Task goal: Beginning at the line with "Enumerate this screenshot's", output each line to the end of the listing below exactly, please.

(Dataset entries)
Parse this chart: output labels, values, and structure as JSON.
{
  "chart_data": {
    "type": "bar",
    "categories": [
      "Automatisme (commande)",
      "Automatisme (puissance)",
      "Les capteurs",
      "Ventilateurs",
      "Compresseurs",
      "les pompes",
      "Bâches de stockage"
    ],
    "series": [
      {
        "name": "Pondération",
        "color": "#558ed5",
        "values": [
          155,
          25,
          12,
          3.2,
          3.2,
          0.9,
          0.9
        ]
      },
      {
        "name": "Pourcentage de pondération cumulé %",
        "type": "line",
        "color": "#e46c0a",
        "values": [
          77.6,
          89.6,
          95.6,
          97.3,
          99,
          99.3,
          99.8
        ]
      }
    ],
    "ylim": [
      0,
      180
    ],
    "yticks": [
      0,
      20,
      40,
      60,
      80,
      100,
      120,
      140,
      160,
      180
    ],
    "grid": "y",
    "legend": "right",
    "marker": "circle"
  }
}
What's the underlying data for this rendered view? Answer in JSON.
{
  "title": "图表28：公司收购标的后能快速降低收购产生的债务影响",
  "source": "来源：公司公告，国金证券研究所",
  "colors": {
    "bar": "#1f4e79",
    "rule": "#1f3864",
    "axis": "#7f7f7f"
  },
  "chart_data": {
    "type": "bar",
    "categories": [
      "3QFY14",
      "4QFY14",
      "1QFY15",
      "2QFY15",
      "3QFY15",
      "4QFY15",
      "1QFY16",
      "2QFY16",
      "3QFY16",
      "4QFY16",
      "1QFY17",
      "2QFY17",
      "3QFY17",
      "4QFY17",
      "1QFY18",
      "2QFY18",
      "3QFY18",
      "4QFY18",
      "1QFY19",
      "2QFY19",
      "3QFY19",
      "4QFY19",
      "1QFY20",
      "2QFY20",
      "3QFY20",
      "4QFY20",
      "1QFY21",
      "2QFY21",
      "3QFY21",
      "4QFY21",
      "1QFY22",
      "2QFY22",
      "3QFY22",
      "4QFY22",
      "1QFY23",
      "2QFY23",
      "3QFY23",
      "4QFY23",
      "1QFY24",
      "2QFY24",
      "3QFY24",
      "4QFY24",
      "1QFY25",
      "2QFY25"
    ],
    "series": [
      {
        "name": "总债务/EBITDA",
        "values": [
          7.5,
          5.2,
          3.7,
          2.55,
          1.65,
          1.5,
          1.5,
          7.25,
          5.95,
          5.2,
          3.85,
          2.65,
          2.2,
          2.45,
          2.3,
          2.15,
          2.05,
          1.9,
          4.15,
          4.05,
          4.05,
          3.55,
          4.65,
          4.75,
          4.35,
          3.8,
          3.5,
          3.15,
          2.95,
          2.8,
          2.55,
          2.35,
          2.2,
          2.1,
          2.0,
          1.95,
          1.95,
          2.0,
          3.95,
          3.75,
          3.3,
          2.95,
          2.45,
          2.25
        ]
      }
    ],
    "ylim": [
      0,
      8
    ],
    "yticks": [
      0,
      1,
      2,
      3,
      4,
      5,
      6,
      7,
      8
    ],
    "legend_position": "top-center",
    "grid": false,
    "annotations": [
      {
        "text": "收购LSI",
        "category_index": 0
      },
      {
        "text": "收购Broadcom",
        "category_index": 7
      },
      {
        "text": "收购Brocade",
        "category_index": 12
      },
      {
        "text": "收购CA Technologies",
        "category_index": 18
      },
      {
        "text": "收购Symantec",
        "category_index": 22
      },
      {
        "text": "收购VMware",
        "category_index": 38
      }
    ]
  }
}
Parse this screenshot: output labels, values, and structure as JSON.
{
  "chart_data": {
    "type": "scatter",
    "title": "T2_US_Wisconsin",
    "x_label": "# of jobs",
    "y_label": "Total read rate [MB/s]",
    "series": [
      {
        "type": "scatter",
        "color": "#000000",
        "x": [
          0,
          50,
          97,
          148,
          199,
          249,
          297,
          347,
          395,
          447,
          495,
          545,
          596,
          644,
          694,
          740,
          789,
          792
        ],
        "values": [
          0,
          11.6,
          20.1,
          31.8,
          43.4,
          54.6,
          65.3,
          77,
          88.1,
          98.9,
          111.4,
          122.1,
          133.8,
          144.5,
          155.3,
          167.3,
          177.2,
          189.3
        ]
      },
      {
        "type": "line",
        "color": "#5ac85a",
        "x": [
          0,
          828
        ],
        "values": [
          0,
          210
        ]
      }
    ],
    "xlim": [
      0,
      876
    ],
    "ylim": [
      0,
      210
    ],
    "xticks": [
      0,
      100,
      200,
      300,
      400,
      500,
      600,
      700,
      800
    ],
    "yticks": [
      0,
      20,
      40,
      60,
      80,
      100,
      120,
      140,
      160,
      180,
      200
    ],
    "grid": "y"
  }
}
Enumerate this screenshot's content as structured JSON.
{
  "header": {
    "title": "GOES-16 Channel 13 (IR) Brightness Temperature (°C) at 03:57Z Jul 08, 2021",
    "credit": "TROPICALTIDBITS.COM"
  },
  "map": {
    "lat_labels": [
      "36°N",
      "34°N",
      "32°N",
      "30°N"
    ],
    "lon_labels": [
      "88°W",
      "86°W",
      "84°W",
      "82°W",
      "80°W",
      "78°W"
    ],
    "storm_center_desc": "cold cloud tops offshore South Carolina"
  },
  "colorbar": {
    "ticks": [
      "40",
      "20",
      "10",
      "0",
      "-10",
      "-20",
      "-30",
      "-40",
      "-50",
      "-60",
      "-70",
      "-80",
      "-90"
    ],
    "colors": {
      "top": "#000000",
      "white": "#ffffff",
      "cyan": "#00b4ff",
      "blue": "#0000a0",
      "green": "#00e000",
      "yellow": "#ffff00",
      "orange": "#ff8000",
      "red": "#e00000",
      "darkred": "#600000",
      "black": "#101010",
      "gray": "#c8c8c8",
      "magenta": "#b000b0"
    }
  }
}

The solution:
Enumerate this screenshot's content as structured JSON.
{
  "header": {
    "title": "GOES-16 Channel 13 (IR) Brightness Temperature (°C) at 03:57Z Jul 08, 2021",
    "credit": "TROPICALTIDBITS.COM"
  },
  "map": {
    "lat_labels": [
      "36°N",
      "34°N",
      "32°N",
      "30°N"
    ],
    "lon_labels": [
      "88°W",
      "86°W",
      "84°W",
      "82°W",
      "80°W",
      "78°W"
    ],
    "storm_center_desc": "cold cloud tops offshore South Carolina"
  },
  "colorbar": {
    "ticks": [
      "40",
      "20",
      "10",
      "0",
      "-10",
      "-20",
      "-30",
      "-40",
      "-50",
      "-60",
      "-70",
      "-80",
      "-90"
    ],
    "colors": {
      "top": "#000000",
      "white": "#ffffff",
      "cyan": "#00b4ff",
      "blue": "#0000a0",
      "green": "#00e000",
      "yellow": "#ffff00",
      "orange": "#ff8000",
      "red": "#e00000",
      "darkred": "#600000",
      "black": "#101010",
      "gray": "#c8c8c8",
      "magenta": "#b000b0"
    }
  }
}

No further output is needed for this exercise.